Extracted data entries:
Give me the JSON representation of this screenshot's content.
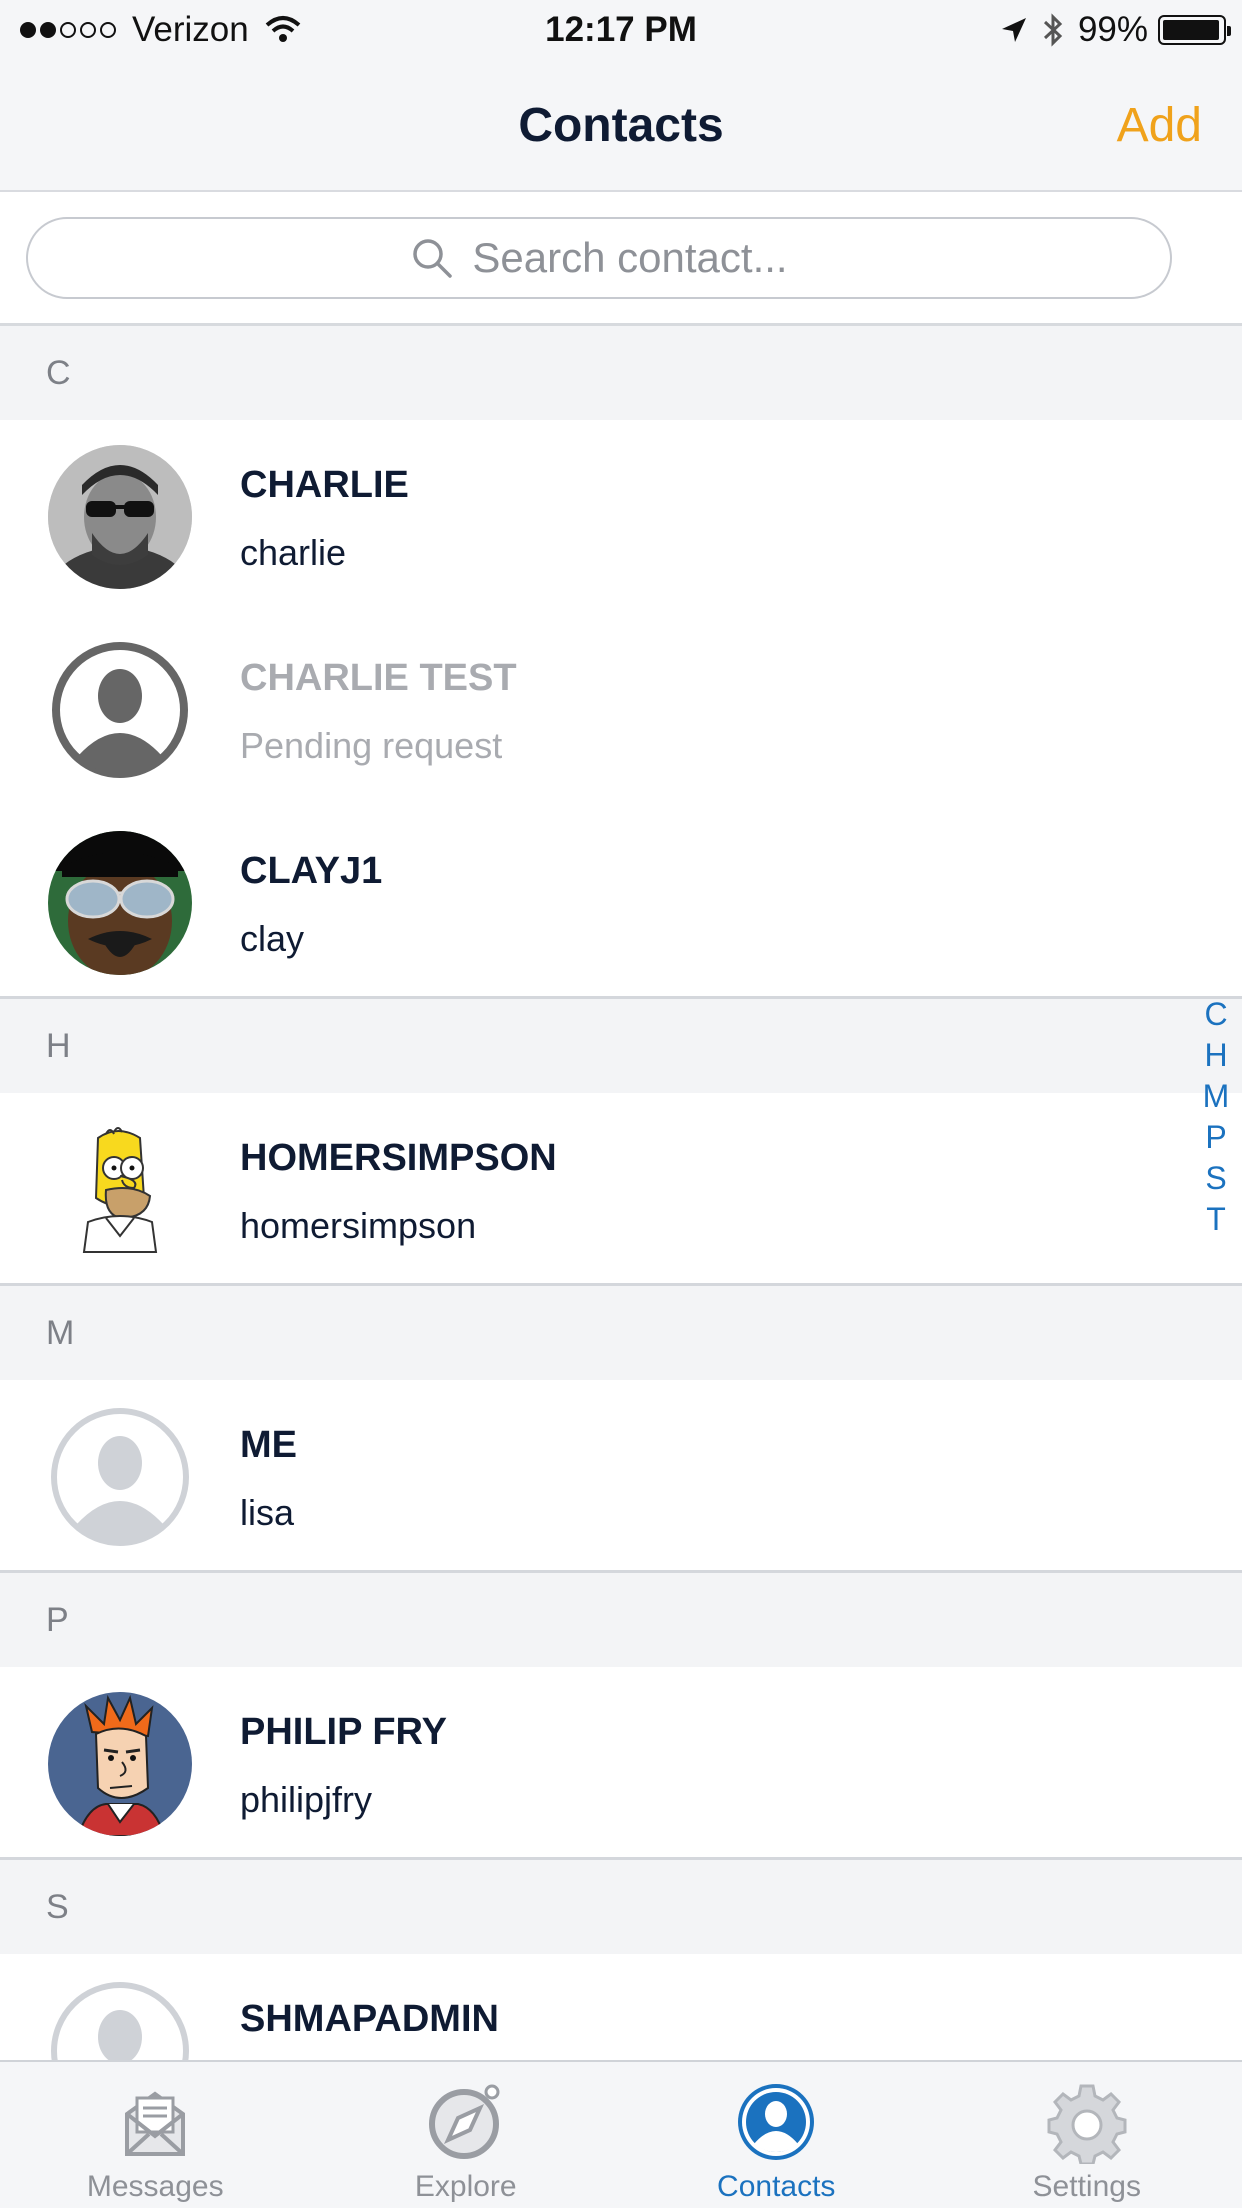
{
  "status_bar": {
    "carrier": "Verizon",
    "time": "12:17 PM",
    "battery": "99%",
    "signal_icon": "signal-dots-icon",
    "wifi_icon": "wifi-icon",
    "location_icon": "location-arrow-icon",
    "bluetooth_icon": "bluetooth-icon"
  },
  "nav": {
    "title": "Contacts",
    "add_label": "Add"
  },
  "search": {
    "placeholder": "Search contact..."
  },
  "sections": [
    {
      "letter": "C",
      "contacts": [
        {
          "name": "CHARLIE",
          "subtitle": "charlie",
          "avatar": "photo-man-sunglasses",
          "pending": false
        },
        {
          "name": "CHARLIE TEST",
          "subtitle": "Pending request",
          "avatar": "default-dark",
          "pending": true
        },
        {
          "name": "CLAYJ1",
          "subtitle": "clay",
          "avatar": "photo-aviator-sunglasses",
          "pending": false
        }
      ]
    },
    {
      "letter": "H",
      "contacts": [
        {
          "name": "HOMERSIMPSON",
          "subtitle": "homersimpson",
          "avatar": "homer-simpson",
          "pending": false
        }
      ]
    },
    {
      "letter": "M",
      "contacts": [
        {
          "name": "ME",
          "subtitle": "lisa",
          "avatar": "default-light",
          "pending": false
        }
      ]
    },
    {
      "letter": "P",
      "contacts": [
        {
          "name": "PHILIP FRY",
          "subtitle": "philipjfry",
          "avatar": "philip-fry",
          "pending": false
        }
      ]
    },
    {
      "letter": "S",
      "contacts": [
        {
          "name": "SHMAPADMIN",
          "subtitle": "",
          "avatar": "default-light",
          "pending": false
        }
      ]
    }
  ],
  "index_letters": [
    "C",
    "H",
    "M",
    "P",
    "S",
    "T"
  ],
  "tabs": [
    {
      "label": "Messages",
      "icon": "envelope-icon",
      "active": false
    },
    {
      "label": "Explore",
      "icon": "compass-icon",
      "active": false
    },
    {
      "label": "Contacts",
      "icon": "person-icon",
      "active": true
    },
    {
      "label": "Settings",
      "icon": "gear-icon",
      "active": false
    }
  ],
  "colors": {
    "accent": "#f0a21b",
    "active_blue": "#1b72bf",
    "text_dark": "#0f1b33",
    "pending_gray": "#a9abb0"
  }
}
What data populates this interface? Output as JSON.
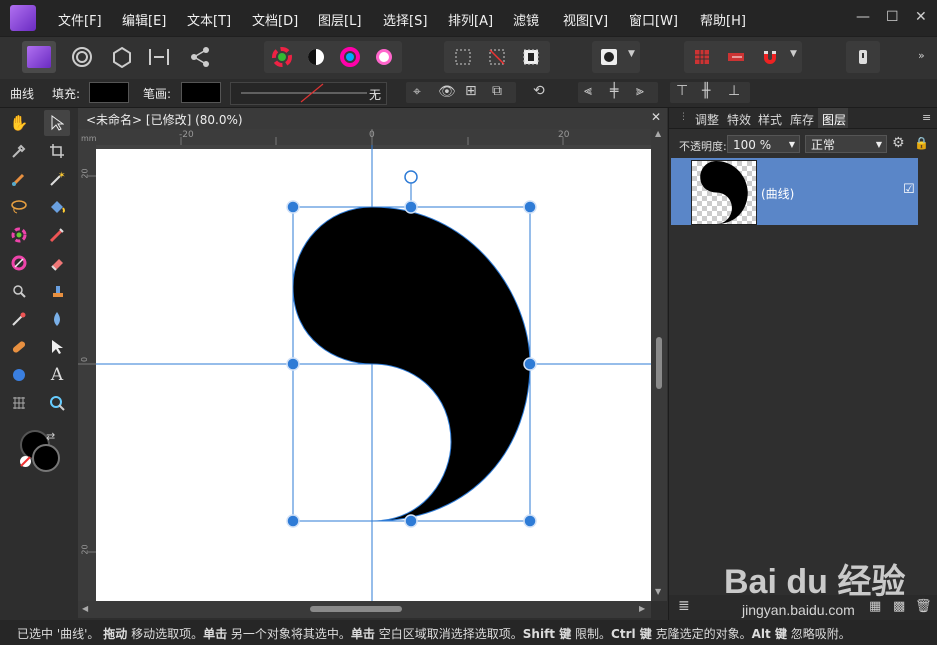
{
  "menubar": {
    "items": [
      "文件[F]",
      "编辑[E]",
      "文本[T]",
      "文档[D]",
      "图层[L]",
      "选择[S]",
      "排列[A]",
      "滤镜",
      "视图[V]",
      "窗口[W]",
      "帮助[H]"
    ],
    "minimize": "—",
    "maximize": "☐",
    "close": "✕"
  },
  "context": {
    "tool_name": "曲线",
    "fill_label": "填充:",
    "stroke_label": "笔画:",
    "stroke_style": "无"
  },
  "document": {
    "tab_title": "<未命名> [已修改] (80.0%)",
    "close": "✕",
    "ruler_unit": "mm",
    "ruler_h_ticks": [
      "-20",
      "0",
      "20"
    ],
    "ruler_v_ticks": [
      "20",
      "0",
      "20"
    ],
    "colors": {
      "selection": "#2e7bd6",
      "shape": "#000000"
    }
  },
  "panel": {
    "tabs": [
      "调整",
      "特效",
      "样式",
      "库存",
      "图层"
    ],
    "active_tab": "图层",
    "opacity_label": "不透明度:",
    "opacity_value": "100 %",
    "blend_mode": "正常",
    "layer_name": "(曲线)",
    "layer_checkbox": "☑",
    "colors": {
      "selected_layer": "#5a86c8"
    }
  },
  "status": {
    "parts": [
      {
        "text": "已选中 '曲线'。 ",
        "bold": false
      },
      {
        "text": "拖动",
        "bold": true
      },
      {
        "text": " 移动选取项。",
        "bold": false
      },
      {
        "text": "单击",
        "bold": true
      },
      {
        "text": " 另一个对象将其选中。",
        "bold": false
      },
      {
        "text": "单击",
        "bold": true
      },
      {
        "text": " 空白区域取消选择选取项。",
        "bold": false
      },
      {
        "text": "Shift 键",
        "bold": true
      },
      {
        "text": " 限制。",
        "bold": false
      },
      {
        "text": "Ctrl 键",
        "bold": true
      },
      {
        "text": " 克隆选定的对象。",
        "bold": false
      },
      {
        "text": "Alt 键",
        "bold": true
      },
      {
        "text": " 忽略吸附。",
        "bold": false
      }
    ]
  },
  "watermark": {
    "text": "Bai du 经验",
    "url": "jingyan.baidu.com"
  }
}
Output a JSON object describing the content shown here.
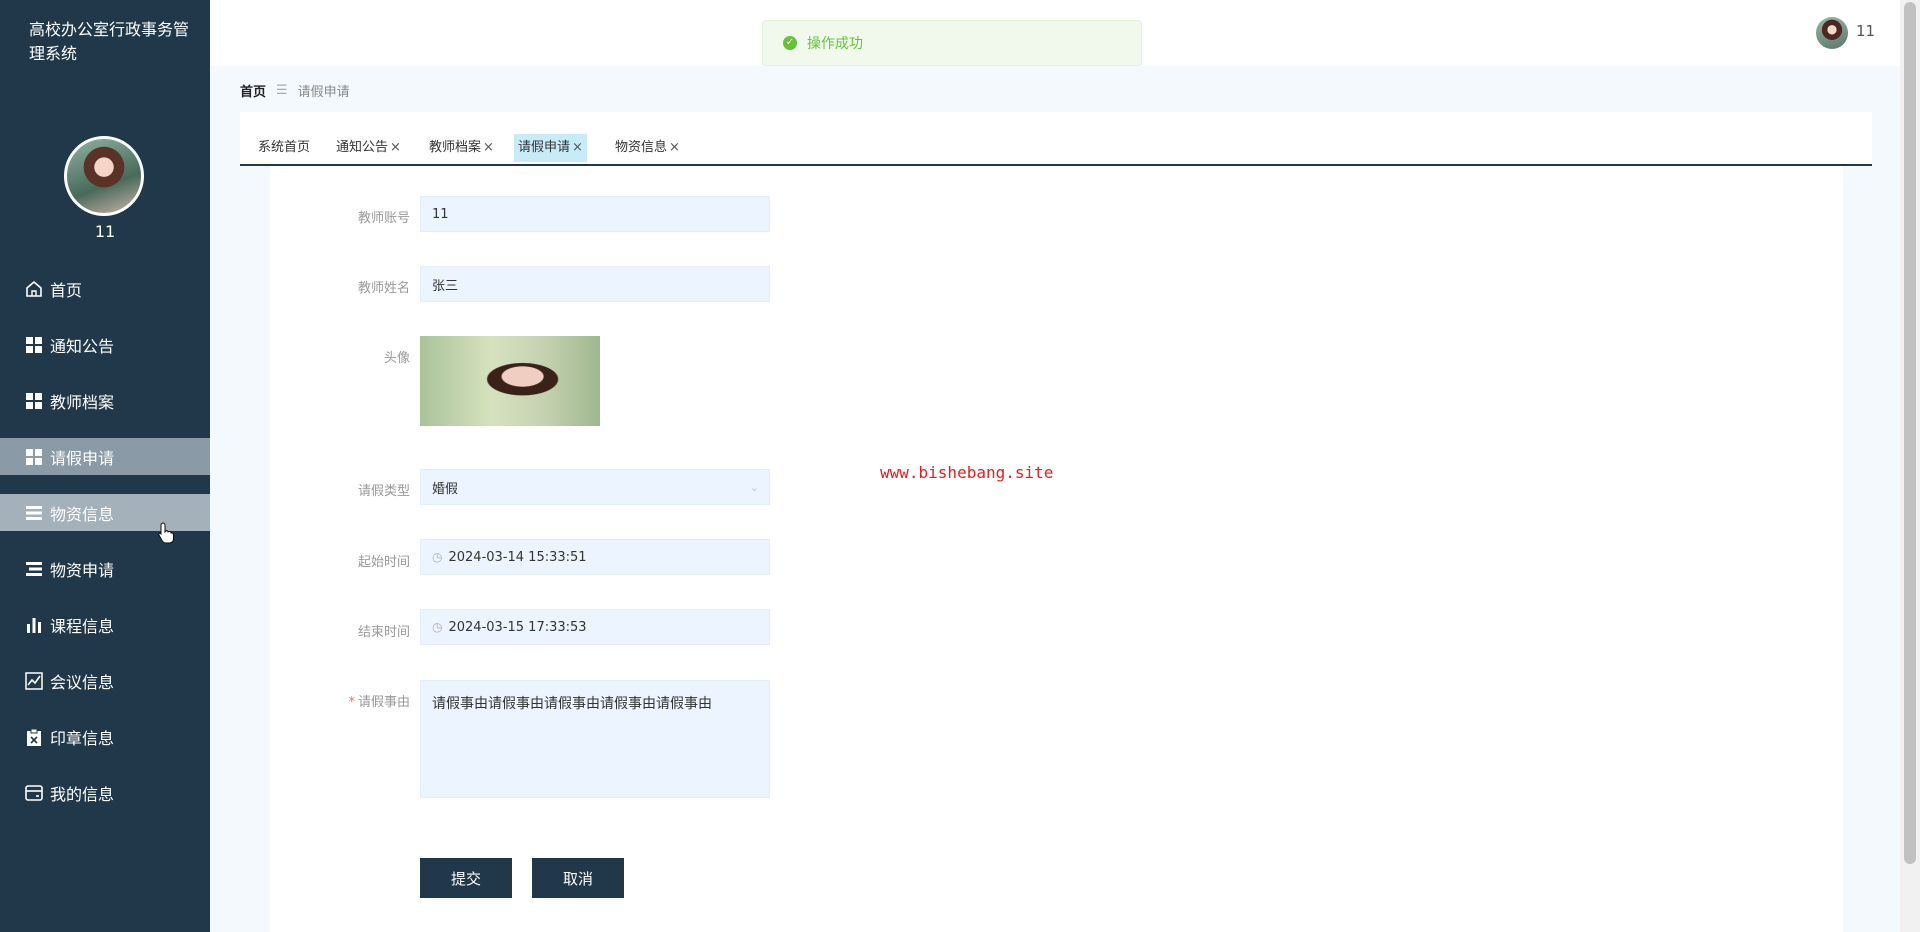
{
  "app": {
    "title": "高校办公室行政事务管理系统"
  },
  "user": {
    "name": "11"
  },
  "sidebar": {
    "items": [
      {
        "label": "首页",
        "icon": "home-icon"
      },
      {
        "label": "通知公告",
        "icon": "grid-icon"
      },
      {
        "label": "教师档案",
        "icon": "grid-icon"
      },
      {
        "label": "请假申请",
        "icon": "grid-icon",
        "active": true
      },
      {
        "label": "物资信息",
        "icon": "list-icon",
        "hover": true
      },
      {
        "label": "物资申请",
        "icon": "list-icon"
      },
      {
        "label": "课程信息",
        "icon": "bar-chart-icon"
      },
      {
        "label": "会议信息",
        "icon": "line-chart-icon"
      },
      {
        "label": "印章信息",
        "icon": "clipboard-icon"
      },
      {
        "label": "我的信息",
        "icon": "card-icon"
      }
    ]
  },
  "toast": {
    "message": "操作成功",
    "type": "success"
  },
  "breadcrumb": {
    "home": "首页",
    "current": "请假申请"
  },
  "tabs": [
    {
      "label": "系统首页",
      "closable": false
    },
    {
      "label": "通知公告",
      "closable": true
    },
    {
      "label": "教师档案",
      "closable": true
    },
    {
      "label": "请假申请",
      "closable": true,
      "active": true
    },
    {
      "label": "物资信息",
      "closable": true
    }
  ],
  "tab_close_glyph": "×",
  "form": {
    "teacher_account": {
      "label": "教师账号",
      "value": "11"
    },
    "teacher_name": {
      "label": "教师姓名",
      "value": "张三"
    },
    "avatar": {
      "label": "头像"
    },
    "leave_type": {
      "label": "请假类型",
      "value": "婚假"
    },
    "start_time": {
      "label": "起始时间",
      "value": "2024-03-14 15:33:51"
    },
    "end_time": {
      "label": "结束时间",
      "value": "2024-03-15 17:33:53"
    },
    "reason": {
      "label": "请假事由",
      "value": "请假事由请假事由请假事由请假事由请假事由",
      "required": true
    },
    "submit_label": "提交",
    "cancel_label": "取消"
  },
  "watermark": "www.bishebang.site",
  "colors": {
    "sidebar": "#20384a",
    "accent": "#20384a",
    "field_bg": "#ecf5ff",
    "success": "#67c23a",
    "watermark": "#e02020"
  }
}
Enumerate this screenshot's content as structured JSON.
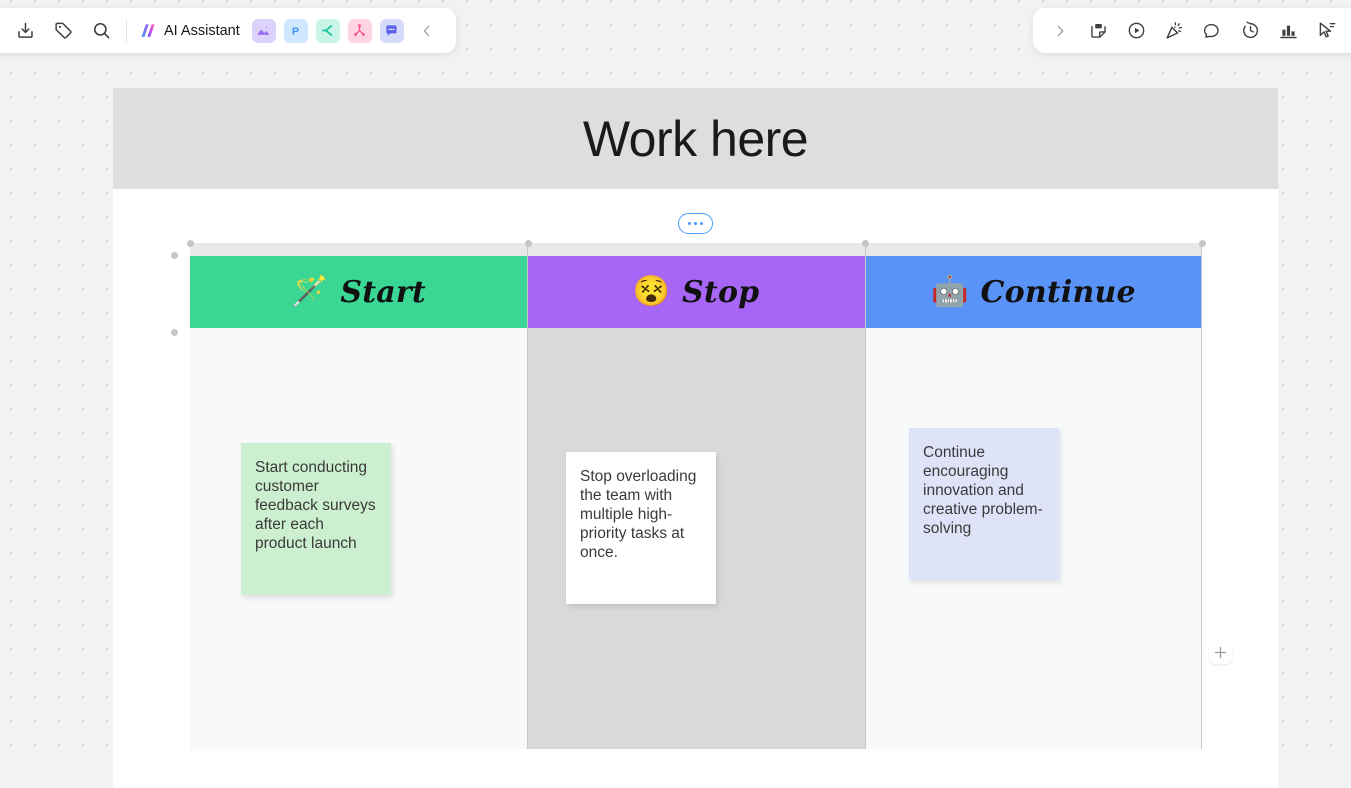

REQUIREMENT: Identify each line in the entries with the word "photo" and copy it.

TASK RESPONSE:
          "avatar": "photo-man-sunglasses",
          "avatar": "photo-aviator-sunglasses",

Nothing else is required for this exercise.